Required work.
Print the records without changes, starting with their first line and going on through the line that contains "I need the location of every". Include both of those lines, and leave the pictures out.
[start]
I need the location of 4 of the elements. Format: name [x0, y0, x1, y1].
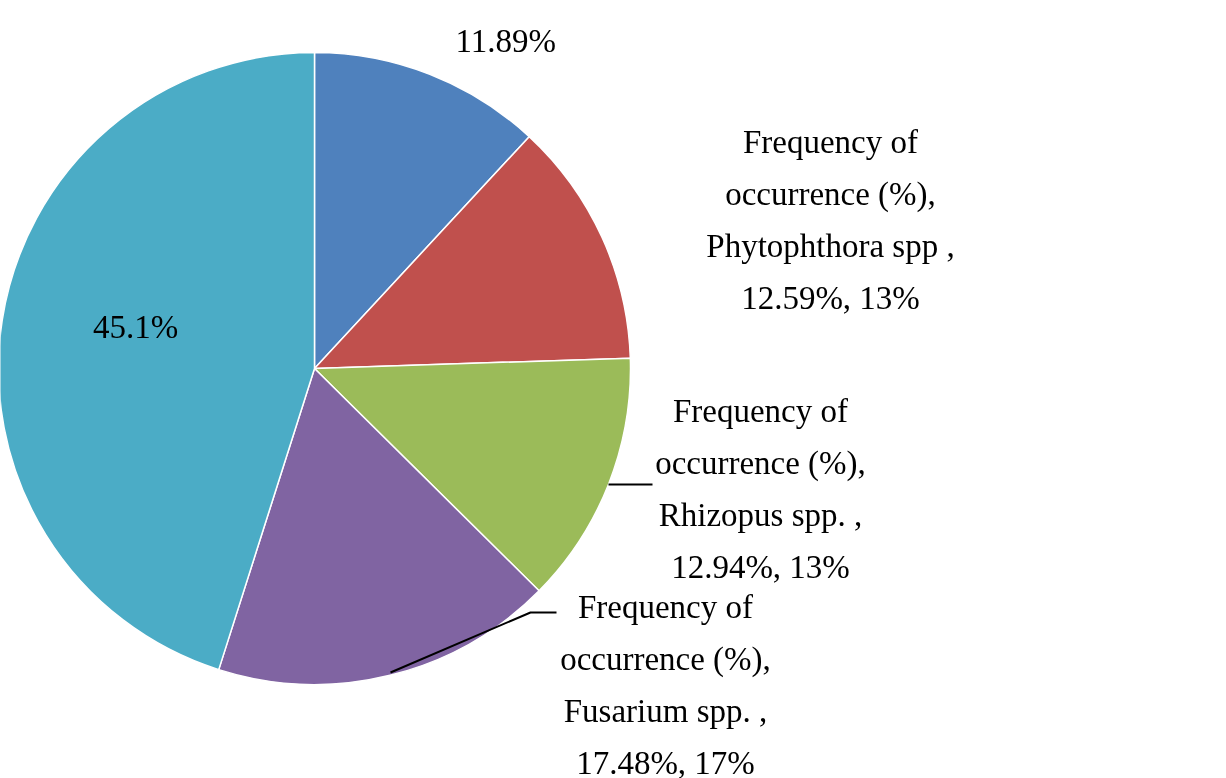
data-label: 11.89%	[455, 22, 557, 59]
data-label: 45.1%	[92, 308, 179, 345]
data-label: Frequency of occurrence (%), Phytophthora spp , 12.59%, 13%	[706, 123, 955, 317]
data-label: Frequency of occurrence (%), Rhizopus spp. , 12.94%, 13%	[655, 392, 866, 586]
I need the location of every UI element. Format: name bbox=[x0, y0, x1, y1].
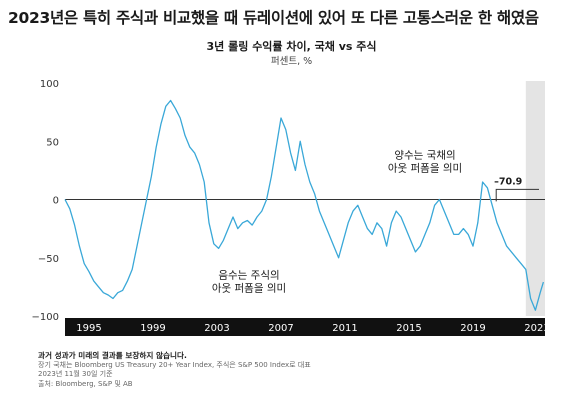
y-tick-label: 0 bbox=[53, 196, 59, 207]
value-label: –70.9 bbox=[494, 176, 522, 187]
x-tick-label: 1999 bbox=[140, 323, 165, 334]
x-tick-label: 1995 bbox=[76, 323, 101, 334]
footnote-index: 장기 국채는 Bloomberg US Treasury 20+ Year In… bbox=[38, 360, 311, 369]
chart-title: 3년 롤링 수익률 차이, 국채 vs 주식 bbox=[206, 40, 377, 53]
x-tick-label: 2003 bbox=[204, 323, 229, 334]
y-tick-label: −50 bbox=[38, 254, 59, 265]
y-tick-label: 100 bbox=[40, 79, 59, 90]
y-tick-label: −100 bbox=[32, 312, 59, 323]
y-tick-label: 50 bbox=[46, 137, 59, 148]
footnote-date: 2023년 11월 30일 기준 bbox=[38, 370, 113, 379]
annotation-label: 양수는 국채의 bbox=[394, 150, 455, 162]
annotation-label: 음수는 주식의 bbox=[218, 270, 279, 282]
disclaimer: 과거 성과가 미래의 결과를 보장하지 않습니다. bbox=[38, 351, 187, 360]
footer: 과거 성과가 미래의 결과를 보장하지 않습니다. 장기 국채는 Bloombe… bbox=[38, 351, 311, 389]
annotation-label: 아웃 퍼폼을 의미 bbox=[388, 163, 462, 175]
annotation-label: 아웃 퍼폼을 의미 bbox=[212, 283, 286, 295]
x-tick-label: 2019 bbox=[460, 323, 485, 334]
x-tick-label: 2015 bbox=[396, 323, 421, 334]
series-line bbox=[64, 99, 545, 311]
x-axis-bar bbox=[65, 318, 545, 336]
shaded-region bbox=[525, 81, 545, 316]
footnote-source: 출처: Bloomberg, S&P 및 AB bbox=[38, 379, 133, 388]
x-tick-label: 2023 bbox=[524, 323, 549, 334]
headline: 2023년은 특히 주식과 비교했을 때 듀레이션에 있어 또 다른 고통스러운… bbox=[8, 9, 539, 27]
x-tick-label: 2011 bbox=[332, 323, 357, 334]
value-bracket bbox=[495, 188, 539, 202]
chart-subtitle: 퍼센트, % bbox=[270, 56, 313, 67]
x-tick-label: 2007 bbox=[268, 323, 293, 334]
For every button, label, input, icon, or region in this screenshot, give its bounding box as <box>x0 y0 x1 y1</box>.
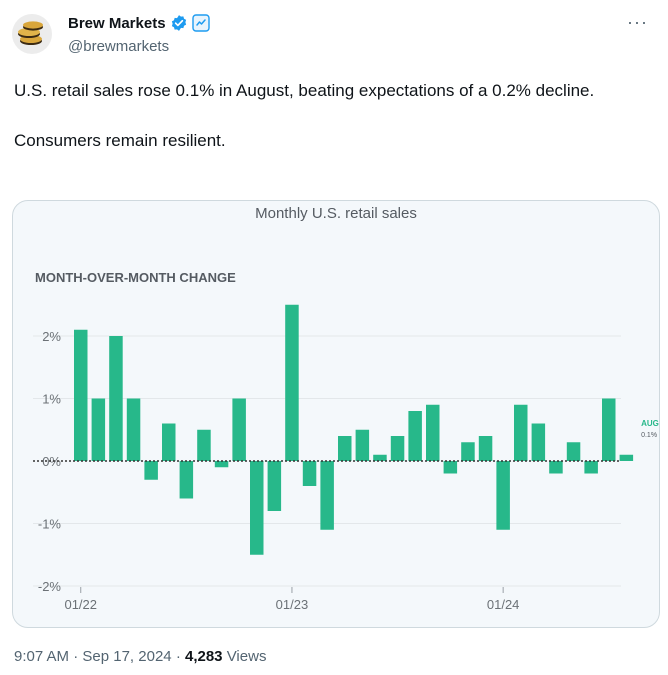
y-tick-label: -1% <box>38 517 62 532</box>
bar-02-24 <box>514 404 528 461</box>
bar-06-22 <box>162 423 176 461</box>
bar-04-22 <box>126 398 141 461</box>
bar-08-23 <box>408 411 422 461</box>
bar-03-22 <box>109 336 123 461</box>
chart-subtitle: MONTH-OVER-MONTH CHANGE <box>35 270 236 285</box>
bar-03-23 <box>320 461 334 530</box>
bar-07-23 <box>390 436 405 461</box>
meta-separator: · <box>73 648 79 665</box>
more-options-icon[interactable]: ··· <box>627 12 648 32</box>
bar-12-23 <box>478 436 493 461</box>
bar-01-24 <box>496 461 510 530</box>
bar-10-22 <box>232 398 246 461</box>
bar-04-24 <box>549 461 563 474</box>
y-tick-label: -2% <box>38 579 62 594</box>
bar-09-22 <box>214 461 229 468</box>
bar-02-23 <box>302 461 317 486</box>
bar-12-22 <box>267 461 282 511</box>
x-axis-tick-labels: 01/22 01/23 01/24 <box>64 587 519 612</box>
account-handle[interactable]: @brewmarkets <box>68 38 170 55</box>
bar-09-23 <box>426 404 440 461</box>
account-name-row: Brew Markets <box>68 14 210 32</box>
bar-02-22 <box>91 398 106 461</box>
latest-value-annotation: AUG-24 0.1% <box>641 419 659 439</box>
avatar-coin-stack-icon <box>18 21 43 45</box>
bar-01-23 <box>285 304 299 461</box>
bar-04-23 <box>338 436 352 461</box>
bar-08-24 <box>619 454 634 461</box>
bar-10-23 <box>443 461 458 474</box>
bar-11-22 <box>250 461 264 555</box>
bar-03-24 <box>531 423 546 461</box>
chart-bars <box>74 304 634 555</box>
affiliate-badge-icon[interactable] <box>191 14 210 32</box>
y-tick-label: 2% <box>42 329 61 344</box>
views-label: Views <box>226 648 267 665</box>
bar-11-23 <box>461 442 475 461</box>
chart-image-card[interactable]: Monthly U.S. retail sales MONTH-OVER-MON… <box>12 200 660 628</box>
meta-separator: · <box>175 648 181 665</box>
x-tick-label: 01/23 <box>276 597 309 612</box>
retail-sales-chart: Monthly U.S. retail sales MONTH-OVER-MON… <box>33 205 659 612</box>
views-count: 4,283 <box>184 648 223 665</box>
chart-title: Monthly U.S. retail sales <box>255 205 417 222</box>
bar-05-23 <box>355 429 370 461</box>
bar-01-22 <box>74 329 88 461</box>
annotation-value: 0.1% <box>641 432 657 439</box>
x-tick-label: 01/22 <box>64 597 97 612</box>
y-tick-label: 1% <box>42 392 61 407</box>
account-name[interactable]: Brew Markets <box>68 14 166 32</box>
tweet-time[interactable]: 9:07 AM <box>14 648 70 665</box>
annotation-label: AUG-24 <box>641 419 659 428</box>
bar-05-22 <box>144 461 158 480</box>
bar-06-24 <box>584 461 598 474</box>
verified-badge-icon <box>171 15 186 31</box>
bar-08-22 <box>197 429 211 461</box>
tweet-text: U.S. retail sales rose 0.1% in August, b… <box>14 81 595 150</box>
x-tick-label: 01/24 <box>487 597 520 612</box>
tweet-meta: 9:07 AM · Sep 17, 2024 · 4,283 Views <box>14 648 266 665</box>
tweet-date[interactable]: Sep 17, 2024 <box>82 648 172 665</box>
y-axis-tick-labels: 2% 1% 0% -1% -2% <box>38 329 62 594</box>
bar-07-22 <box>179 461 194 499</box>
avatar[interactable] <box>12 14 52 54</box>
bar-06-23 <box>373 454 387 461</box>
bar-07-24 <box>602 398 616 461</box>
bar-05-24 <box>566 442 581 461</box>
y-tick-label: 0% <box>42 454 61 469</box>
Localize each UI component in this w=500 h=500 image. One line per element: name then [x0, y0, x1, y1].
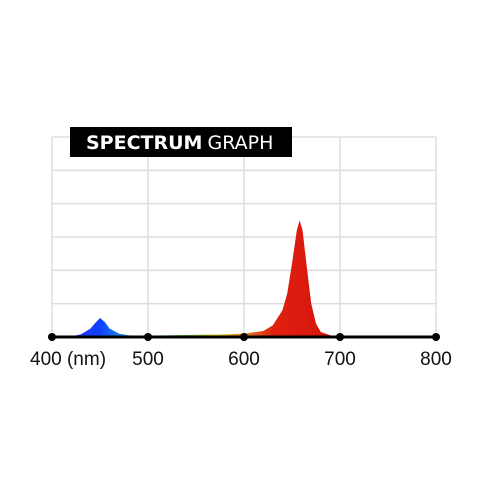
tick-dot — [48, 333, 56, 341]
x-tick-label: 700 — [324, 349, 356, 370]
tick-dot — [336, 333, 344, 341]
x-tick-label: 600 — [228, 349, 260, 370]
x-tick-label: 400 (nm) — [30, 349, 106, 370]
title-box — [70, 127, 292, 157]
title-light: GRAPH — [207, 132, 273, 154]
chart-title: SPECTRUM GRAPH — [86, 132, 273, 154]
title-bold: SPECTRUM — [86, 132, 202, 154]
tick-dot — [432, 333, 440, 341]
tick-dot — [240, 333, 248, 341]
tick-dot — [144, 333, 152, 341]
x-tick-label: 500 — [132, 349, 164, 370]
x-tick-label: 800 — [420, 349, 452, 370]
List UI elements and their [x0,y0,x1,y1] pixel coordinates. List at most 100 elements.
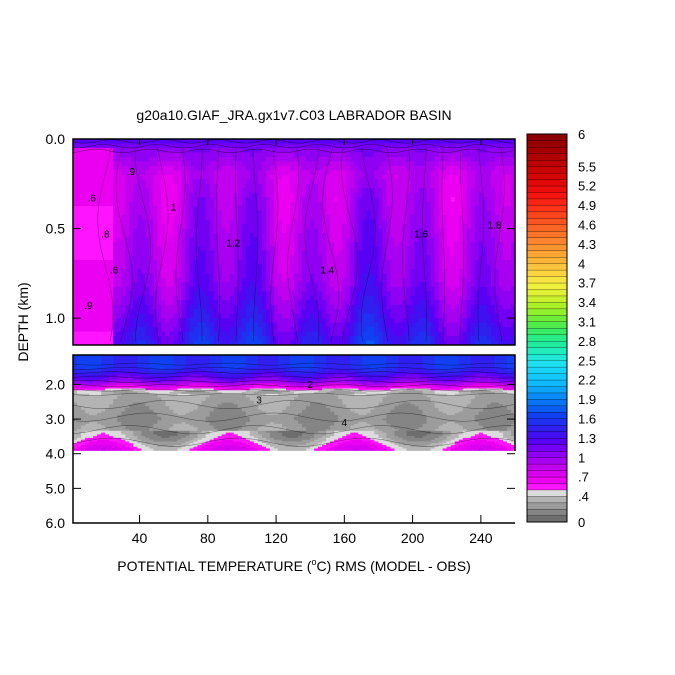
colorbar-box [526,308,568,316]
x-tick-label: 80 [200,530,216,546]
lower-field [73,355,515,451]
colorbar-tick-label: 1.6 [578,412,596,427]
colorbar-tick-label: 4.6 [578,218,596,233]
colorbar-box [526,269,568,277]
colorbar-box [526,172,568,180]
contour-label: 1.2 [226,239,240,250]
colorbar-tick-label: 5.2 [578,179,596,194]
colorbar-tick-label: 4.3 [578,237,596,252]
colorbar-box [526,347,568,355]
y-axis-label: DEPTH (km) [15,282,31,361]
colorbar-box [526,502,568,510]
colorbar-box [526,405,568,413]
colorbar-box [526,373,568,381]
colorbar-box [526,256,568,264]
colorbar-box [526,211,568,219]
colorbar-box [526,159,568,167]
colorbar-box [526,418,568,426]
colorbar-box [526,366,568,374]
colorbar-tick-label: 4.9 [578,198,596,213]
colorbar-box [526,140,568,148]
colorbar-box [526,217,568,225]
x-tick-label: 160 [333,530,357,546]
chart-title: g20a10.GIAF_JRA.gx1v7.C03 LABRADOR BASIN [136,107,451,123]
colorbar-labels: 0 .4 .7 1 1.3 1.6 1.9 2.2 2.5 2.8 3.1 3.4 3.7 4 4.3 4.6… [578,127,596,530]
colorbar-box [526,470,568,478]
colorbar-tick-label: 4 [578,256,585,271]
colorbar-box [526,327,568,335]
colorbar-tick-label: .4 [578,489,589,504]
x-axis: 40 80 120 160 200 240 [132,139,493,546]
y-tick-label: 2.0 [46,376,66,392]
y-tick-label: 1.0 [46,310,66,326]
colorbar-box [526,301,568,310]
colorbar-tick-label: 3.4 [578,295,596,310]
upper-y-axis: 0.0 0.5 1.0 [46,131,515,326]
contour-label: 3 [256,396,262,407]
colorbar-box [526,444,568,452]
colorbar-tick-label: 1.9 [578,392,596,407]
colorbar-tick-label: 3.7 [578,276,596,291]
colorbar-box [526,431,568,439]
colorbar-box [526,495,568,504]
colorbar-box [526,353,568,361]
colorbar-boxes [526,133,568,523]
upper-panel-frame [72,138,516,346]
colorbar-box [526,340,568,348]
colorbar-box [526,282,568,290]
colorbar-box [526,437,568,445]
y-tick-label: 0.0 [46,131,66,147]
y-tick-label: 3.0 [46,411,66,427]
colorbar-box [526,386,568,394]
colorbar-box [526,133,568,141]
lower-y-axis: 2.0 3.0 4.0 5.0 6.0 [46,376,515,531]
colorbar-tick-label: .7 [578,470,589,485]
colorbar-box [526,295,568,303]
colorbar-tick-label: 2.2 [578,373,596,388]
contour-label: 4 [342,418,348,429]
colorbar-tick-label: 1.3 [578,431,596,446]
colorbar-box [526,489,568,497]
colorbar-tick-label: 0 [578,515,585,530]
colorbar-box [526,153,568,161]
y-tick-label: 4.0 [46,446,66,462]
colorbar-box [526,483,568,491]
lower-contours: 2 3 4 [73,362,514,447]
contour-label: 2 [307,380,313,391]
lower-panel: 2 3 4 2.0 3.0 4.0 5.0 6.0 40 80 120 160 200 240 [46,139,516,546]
[end]
Solution to the problem.
I need the location of 4 of the elements. Format: name [x0, y0, x1, y1].
data-label: 11.89%	[455, 22, 557, 59]
data-label: 45.1%	[92, 308, 179, 345]
data-label: Frequency of occurrence (%), Phytophthora spp , 12.59%, 13%	[706, 123, 955, 317]
data-label: Frequency of occurrence (%), Rhizopus spp. , 12.94%, 13%	[655, 392, 866, 586]
I need the location of every UI element. Format: name bbox=[x0, y0, x1, y1].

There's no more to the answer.